▶ Exercise aim
Repeat each record exactly as written, and drop any images.

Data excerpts
* * * *
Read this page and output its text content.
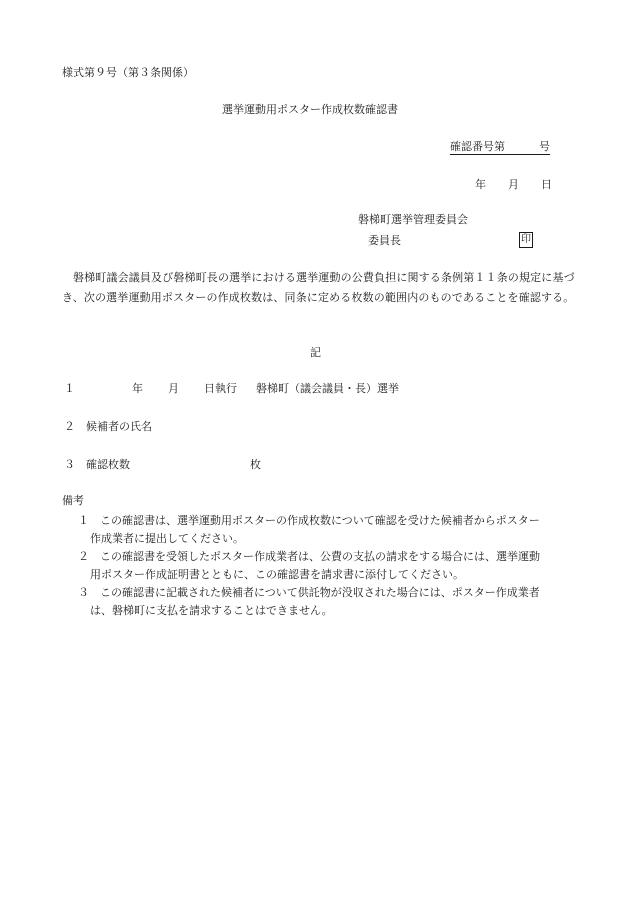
様式第９号（第３条関係）
選挙運動用ポスター作成枚数確認書
確認番号第	号
年 月 日
磐梯町選挙管理委員会
委員長	印
磐梯町議会議員及び磐梯町長の選挙における選挙運動の公費負担に関する条例第１１条の規定に基づき、次の選挙運動用ポスターの作成枚数は、同条に定める枚数の範囲内のものであることを確認する。
記
１	年 月 日執行 磐梯町（議会議員・長）選挙
２ 候補者の氏名
３ 確認枚数	枚
備考
１ この確認書は、選挙運動用ポスターの作成枚数について確認を受けた候補者からポスター
作成業者に提出してください。
２ この確認書を受領したポスター作成業者は、公費の支払の請求をする場合には、選挙運動
用ポスター作成証明書とともに、この確認書を請求書に添付してください。
３ この確認書に記載された候補者について供託物が没収された場合には、ポスター作成業者
は、磐梯町に支払を請求することはできません。
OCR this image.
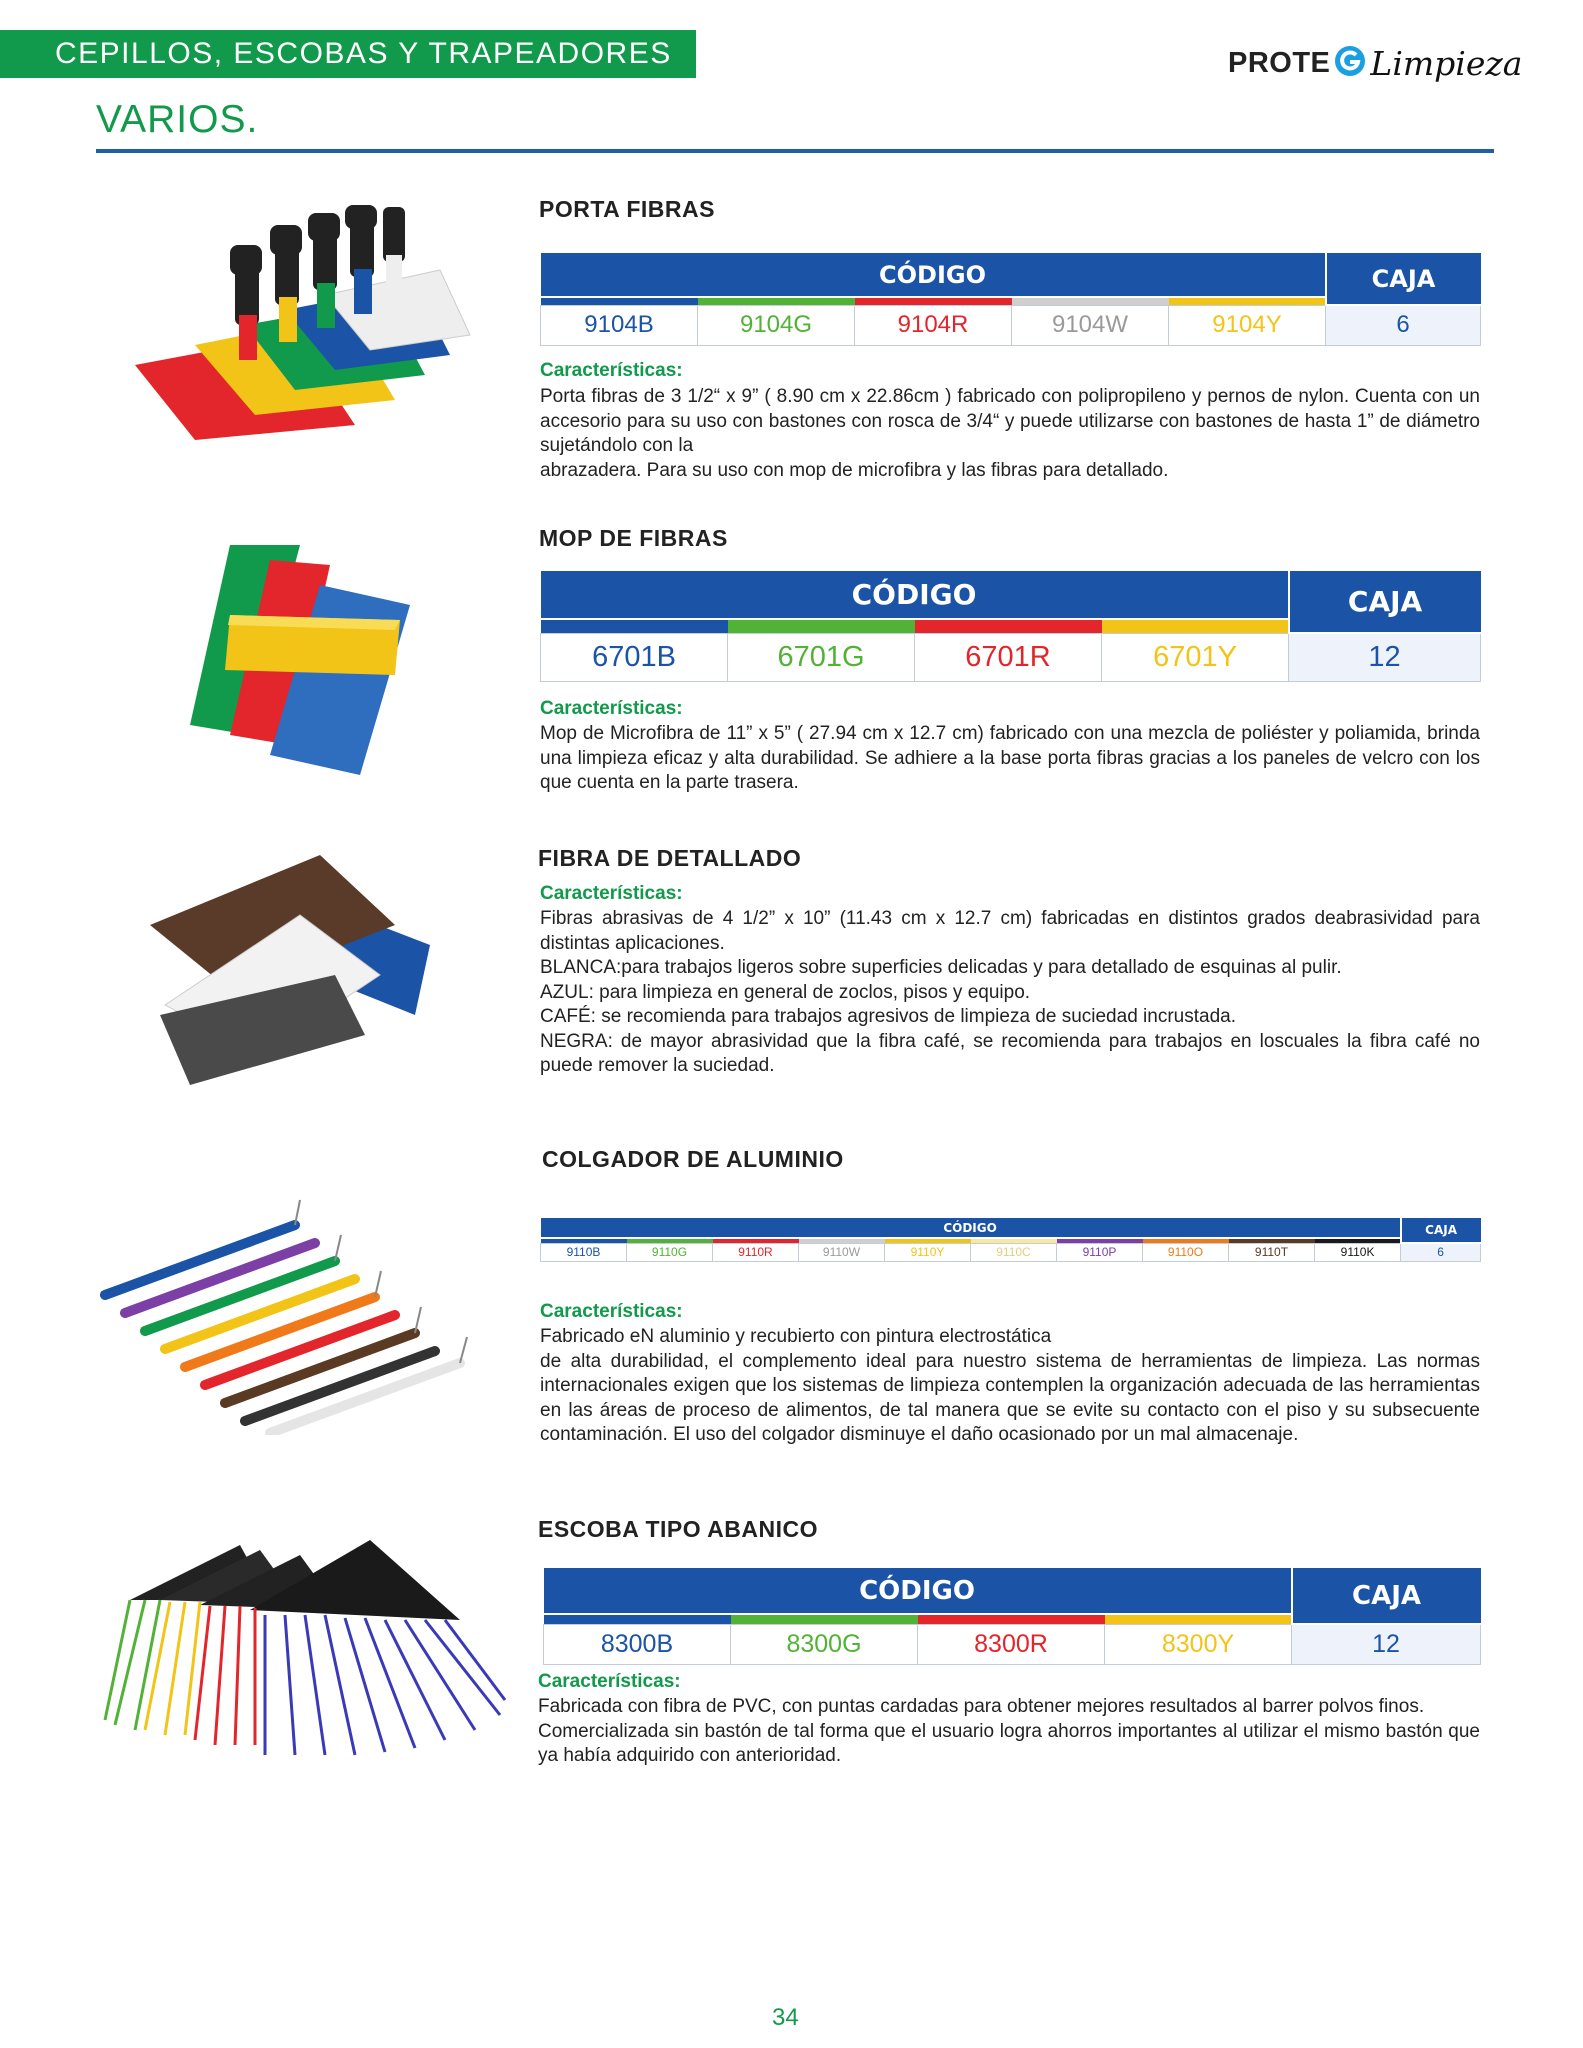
CEPILLOS, ESCOBAS Y TRAPEADORES	PROTE Limpieza
VARIOS.
PORTA FIBRAS
CÓDIGO					CAJA

9104B	9104G	9104R	9104W	9104Y	6
Características:

Porta fibras de 3 1/2“ x 9” ( 8.90 cm x 22.86cm ) fabricado con polipropileno y pernos de nylon. Cuenta con un accesorio para su uso con bastones con rosca de 3/4“ y puede utilizarse con bastones de hasta 1” de diámetro sujetándolo con la

abrazadera. Para su uso con mop de microfibra y las fibras para detallado.

MOP DE FIBRAS
CÓDIGO				CAJA

6701B	6701G	6701R	6701Y	12
Características:

Mop de Microfibra de 11” x 5” ( 27.94 cm x 12.7 cm) fabricado con una mezcla de poliéster y poliamida, brinda una limpieza eficaz y alta durabilidad. Se adhiere a la base porta fibras gracias a los paneles de velcro con los que cuenta en la parte trasera.

FIBRA DE DETALLADO
Características:

Fibras abrasivas de 4 1/2” x 10” (11.43 cm x 12.7 cm) fabricadas en distintos grados deabrasividad para distintas aplicaciones.

BLANCA:para trabajos ligeros sobre superficies delicadas y para detallado de esquinas al pulir.

AZUL: para limpieza en general de zoclos, pisos y equipo.

CAFÉ: se recomienda para trabajos agresivos de limpieza de suciedad incrustada.

NEGRA: de mayor abrasividad que la fibra café, se recomienda para trabajos en loscuales la fibra café no puede remover la suciedad.

COLGADOR DE ALUMINIO
CÓDIGO										CAJA

9110B	9110G	9110R	9110W	9110Y	9110C	9110P	9110O	9110T	9110K	6
Características:

Fabricado eN aluminio y recubierto con pintura electrostática

de alta durabilidad, el complemento ideal para nuestro sistema de herramientas de limpieza. Las normas internacionales exigen que los sistemas de limpieza contemplen la organización adecuada de las herramientas en las áreas de proceso de alimentos, de tal manera que se evite su contacto con el piso y su subsecuente contaminación. El uso del colgador disminuye el daño ocasionado por un mal almacenaje.

ESCOBA TIPO ABANICO
CÓDIGO				CAJA

8300B	8300G	8300R	8300Y	12
Características:

Fabricada con fibra de PVC, con puntas cardadas para obtener mejores resultados al barrer polvos finos.

Comercializada sin bastón de tal forma que el usuario logra ahorros importantes al utilizar el mismo bastón que ya había adquirido con anterioridad.

34
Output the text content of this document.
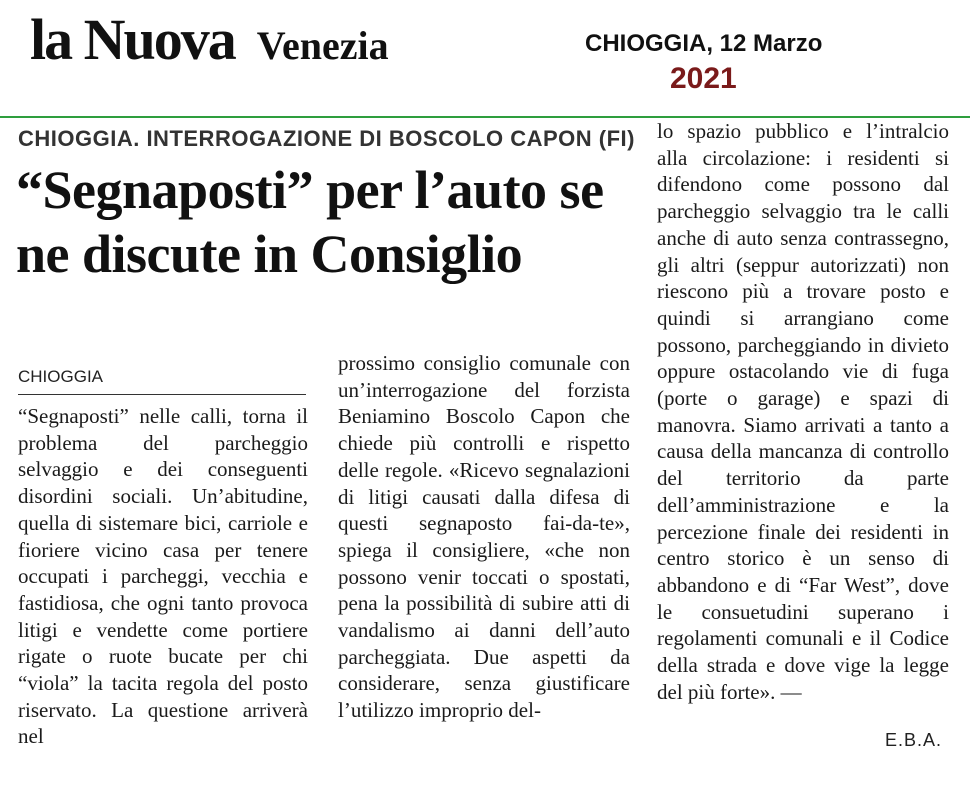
la Nuova Venezia	CHIOGGIA, 12 Marzo
2021
CHIOGGIA. INTERROGAZIONE DI BOSCOLO CAPON (FI)
“Segnaposti” per l’auto se ne discute in Consiglio
CHIOGGIA

“Segnaposti” nelle calli, torna il problema del parcheggio selvaggio e dei conseguenti disordini sociali. Un’abitudine, quella di sistemare bici, carriole e fioriere vicino casa per tenere occupati i parcheggi, vecchia e fastidiosa, che ogni tanto provoca litigi e vendette come portiere rigate o ruote bucate per chi “viola” la tacita regola del posto riservato. La questione arriverà nel

prossimo consiglio comunale con un’interrogazione del forzista Beniamino Boscolo Capon che chiede più controlli e rispetto delle regole. «Ricevo segnalazioni di litigi causati dalla difesa di questi segnaposto fai-da-te», spiega il consigliere, «che non possono venir toccati o spostati, pena la possibilità di subire atti di vandalismo ai danni dell’auto parcheggiata. Due aspetti da considerare, senza giustificare l’utilizzo improprio del-

lo spazio pubblico e l’intralcio alla circolazione: i residenti si difendono come possono dal parcheggio selvaggio tra le calli anche di auto senza contrassegno, gli altri (seppur autorizzati) non riescono più a trovare posto e quindi si arrangiano come possono, parcheggiando in divieto oppure ostacolando vie di fuga (porte o garage) e spazi di manovra. Siamo arrivati a tanto a causa della mancanza di controllo del territorio da parte dell’amministrazione e la percezione finale dei residenti in centro storico è un senso di abbandono e di “Far West”, dove le consuetudini superano i regolamenti comunali e il Codice della strada e dove vige la legge del più forte». —

E.B.A.
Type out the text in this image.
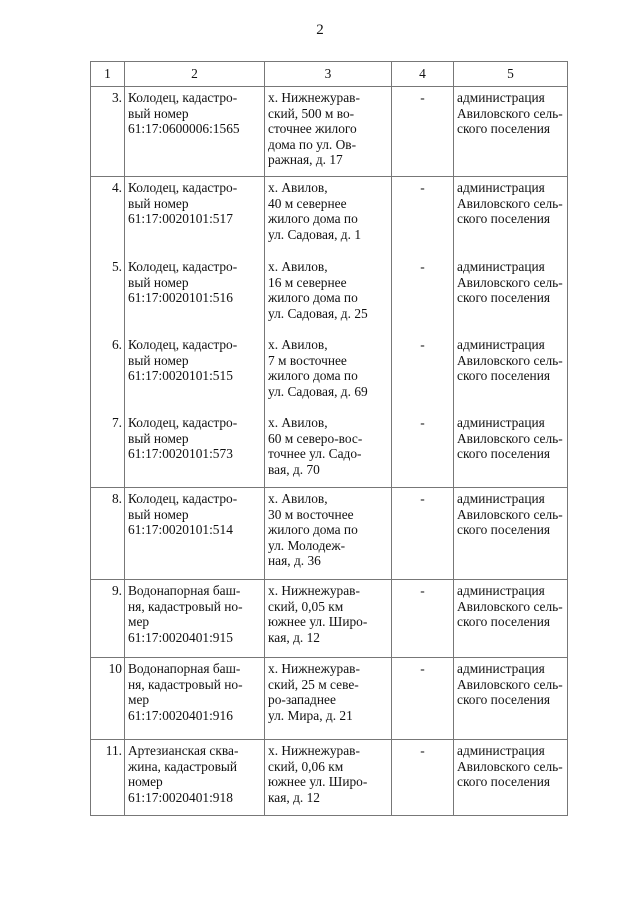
2
1	2	3	4	5
3.	Колодец, кадастро-
вый номер
61:17:0600006:1565	х. Нижнежурав-
ский, 500 м во-
сточнее жилого
дома по ул. Ов-
ражная, д. 17	-	администрация
Авиловского сель-
ского поселения
4.	Колодец, кадастро-
вый номер
61:17:0020101:517	х. Авилов,
40 м севернее
жилого дома по
ул. Садовая, д. 1	-	администрация
Авиловского сель-
ского поселения
5.	Колодец, кадастро-
вый номер
61:17:0020101:516	х. Авилов,
16 м севернее
жилого дома по
ул. Садовая, д. 25	-	администрация
Авиловского сель-
ского поселения
6.	Колодец, кадастро-
вый номер
61:17:0020101:515	х. Авилов,
7 м восточнее
жилого дома по
ул. Садовая, д. 69	-	администрация
Авиловского сель-
ского поселения
7.	Колодец, кадастро-
вый номер
61:17:0020101:573	х. Авилов,
60 м северо-вос-
точнее ул. Садо-
вая, д. 70	-	администрация
Авиловского сель-
ского поселения
8.	Колодец, кадастро-
вый номер
61:17:0020101:514	х. Авилов,
30 м восточнее
жилого дома по
ул. Молодеж-
ная, д. 36	-	администрация
Авиловского сель-
ского поселения
9.	Водонапорная баш-
ня, кадастровый но-
мер
61:17:0020401:915	х. Нижнежурав-
ский, 0,05 км
южнее ул. Широ-
кая, д. 12	-	администрация
Авиловского сель-
ского поселения
10	Водонапорная баш-
ня, кадастровый но-
мер
61:17:0020401:916	х. Нижнежурав-
ский, 25 м севе-
ро-западнее
ул. Мира, д. 21	-	администрация
Авиловского сель-
ского поселения
11.	Артезианская сква-
жина, кадастровый
номер
61:17:0020401:918	х. Нижнежурав-
ский, 0,06 км
южнее ул. Широ-
кая, д. 12	-	администрация
Авиловского сель-
ского поселения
* * * *
▶ Completed exercise
Read this page and output its text content.
様式第９号（第３条関係）
選挙運動用ポスター作成枚数確認書
確認番号第	号
年 月 日
磐梯町選挙管理委員会
委員長	印
磐梯町議会議員及び磐梯町長の選挙における選挙運動の公費負担に関する条例第１１条の規定に基づき、次の選挙運動用ポスターの作成枚数は、同条に定める枚数の範囲内のものであることを確認する。
記
１	年 月 日執行 磐梯町（議会議員・長）選挙
２ 候補者の氏名
３ 確認枚数	枚
備考
１ この確認書は、選挙運動用ポスターの作成枚数について確認を受けた候補者からポスター
作成業者に提出してください。
２ この確認書を受領したポスター作成業者は、公費の支払の請求をする場合には、選挙運動
用ポスター作成証明書とともに、この確認書を請求書に添付してください。
３ この確認書に記載された候補者について供託物が没収された場合には、ポスター作成業者
は、磐梯町に支払を請求することはできません。
OCR this image.
CEPILLOS, ESCOBAS Y TRAPEADORES	PROTE Limpieza
VARIOS.
PORTA FIBRAS
CÓDIGO					CAJA

9104B	9104G	9104R	9104W	9104Y	6
Características:

Porta fibras de 3 1/2“ x 9” ( 8.90 cm x 22.86cm ) fabricado con polipropileno y pernos de nylon. Cuenta con un accesorio para su uso con bastones con rosca de 3/4“ y puede utilizarse con bastones de hasta 1” de diámetro sujetándolo con la

abrazadera. Para su uso con mop de microfibra y las fibras para detallado.

MOP DE FIBRAS
CÓDIGO				CAJA

6701B	6701G	6701R	6701Y	12
Características:

Mop de Microfibra de 11” x 5” ( 27.94 cm x 12.7 cm) fabricado con una mezcla de poliéster y poliamida, brinda una limpieza eficaz y alta durabilidad. Se adhiere a la base porta fibras gracias a los paneles de velcro con los que cuenta en la parte trasera.

FIBRA DE DETALLADO
Características:

Fibras abrasivas de 4 1/2” x 10” (11.43 cm x 12.7 cm) fabricadas en distintos grados deabrasividad para distintas aplicaciones.

BLANCA:para trabajos ligeros sobre superficies delicadas y para detallado de esquinas al pulir.

AZUL: para limpieza en general de zoclos, pisos y equipo.

CAFÉ: se recomienda para trabajos agresivos de limpieza de suciedad incrustada.

NEGRA: de mayor abrasividad que la fibra café, se recomienda para trabajos en loscuales la fibra café no puede remover la suciedad.

COLGADOR DE ALUMINIO
CÓDIGO										CAJA

9110B	9110G	9110R	9110W	9110Y	9110C	9110P	9110O	9110T	9110K	6
Características:

Fabricado eN aluminio y recubierto con pintura electrostática

de alta durabilidad, el complemento ideal para nuestro sistema de herramientas de limpieza. Las normas internacionales exigen que los sistemas de limpieza contemplen la organización adecuada de las herramientas en las áreas de proceso de alimentos, de tal manera que se evite su contacto con el piso y su subsecuente contaminación. El uso del colgador disminuye el daño ocasionado por un mal almacenaje.

ESCOBA TIPO ABANICO
CÓDIGO				CAJA

8300B	8300G	8300R	8300Y	12
Características:

Fabricada con fibra de PVC, con puntas cardadas para obtener mejores resultados al barrer polvos finos.

Comercializada sin bastón de tal forma que el usuario logra ahorros importantes al utilizar el mismo bastón que ya había adquirido con anterioridad.

34
Output the text content of this document.
la Nuova Venezia	CHIOGGIA, 12 Marzo
2021
CHIOGGIA. INTERROGAZIONE DI BOSCOLO CAPON (FI)
“Segnaposti” per l’auto se ne discute in Consiglio
CHIOGGIA

“Segnaposti” nelle calli, torna il problema del parcheggio selvaggio e dei conseguenti disordini sociali. Un’abitudine, quella di sistemare bici, carriole e fioriere vicino casa per tenere occupati i parcheggi, vecchia e fastidiosa, che ogni tanto provoca litigi e vendette come portiere rigate o ruote bucate per chi “viola” la tacita regola del posto riservato. La questione arriverà nel

prossimo consiglio comunale con un’interrogazione del forzista Beniamino Boscolo Capon che chiede più controlli e rispetto delle regole. «Ricevo segnalazioni di litigi causati dalla difesa di questi segnaposto fai-da-te», spiega il consigliere, «che non possono venir toccati o spostati, pena la possibilità di subire atti di vandalismo ai danni dell’auto parcheggiata. Due aspetti da considerare, senza giustificare l’utilizzo improprio del-

lo spazio pubblico e l’intralcio alla circolazione: i residenti si difendono come possono dal parcheggio selvaggio tra le calli anche di auto senza contrassegno, gli altri (seppur autorizzati) non riescono più a trovare posto e quindi si arrangiano come possono, parcheggiando in divieto oppure ostacolando vie di fuga (porte o garage) e spazi di manovra. Siamo arrivati a tanto a causa della mancanza di controllo del territorio da parte dell’amministrazione e la percezione finale dei residenti in centro storico è un senso di abbandono e di “Far West”, dove le consuetudini superano i regolamenti comunali e il Codice della strada e dove vige la legge del più forte». —

E.B.A.
Type out the text in this image.
2
1	2	3	4	5
3.	Колодец, кадастро-
вый номер
61:17:0600006:1565	х. Нижнежурав-
ский, 500 м во-
сточнее жилого
дома по ул. Ов-
ражная, д. 17	-	администрация
Авиловского сель-
ского поселения
4.	Колодец, кадастро-
вый номер
61:17:0020101:517	х. Авилов,
40 м севернее
жилого дома по
ул. Садовая, д. 1	-	администрация
Авиловского сель-
ского поселения
5.	Колодец, кадастро-
вый номер
61:17:0020101:516	х. Авилов,
16 м севернее
жилого дома по
ул. Садовая, д. 25	-	администрация
Авиловского сель-
ского поселения
6.	Колодец, кадастро-
вый номер
61:17:0020101:515	х. Авилов,
7 м восточнее
жилого дома по
ул. Садовая, д. 69	-	администрация
Авиловского сель-
ского поселения
7.	Колодец, кадастро-
вый номер
61:17:0020101:573	х. Авилов,
60 м северо-вос-
точнее ул. Садо-
вая, д. 70	-	администрация
Авиловского сель-
ского поселения
8.	Колодец, кадастро-
вый номер
61:17:0020101:514	х. Авилов,
30 м восточнее
жилого дома по
ул. Молодеж-
ная, д. 36	-	администрация
Авиловского сель-
ского поселения
9.	Водонапорная баш-
ня, кадастровый но-
мер
61:17:0020401:915	х. Нижнежурав-
ский, 0,05 км
южнее ул. Широ-
кая, д. 12	-	администрация
Авиловского сель-
ского поселения
10	Водонапорная баш-
ня, кадастровый но-
мер
61:17:0020401:916	х. Нижнежурав-
ский, 25 м севе-
ро-западнее
ул. Мира, д. 21	-	администрация
Авиловского сель-
ского поселения
11.	Артезианская сква-
жина, кадастровый
номер
61:17:0020401:918	х. Нижнежурав-
ский, 0,06 км
южнее ул. Широ-
кая, д. 12	-	администрация
Авиловского сель-
ского поселения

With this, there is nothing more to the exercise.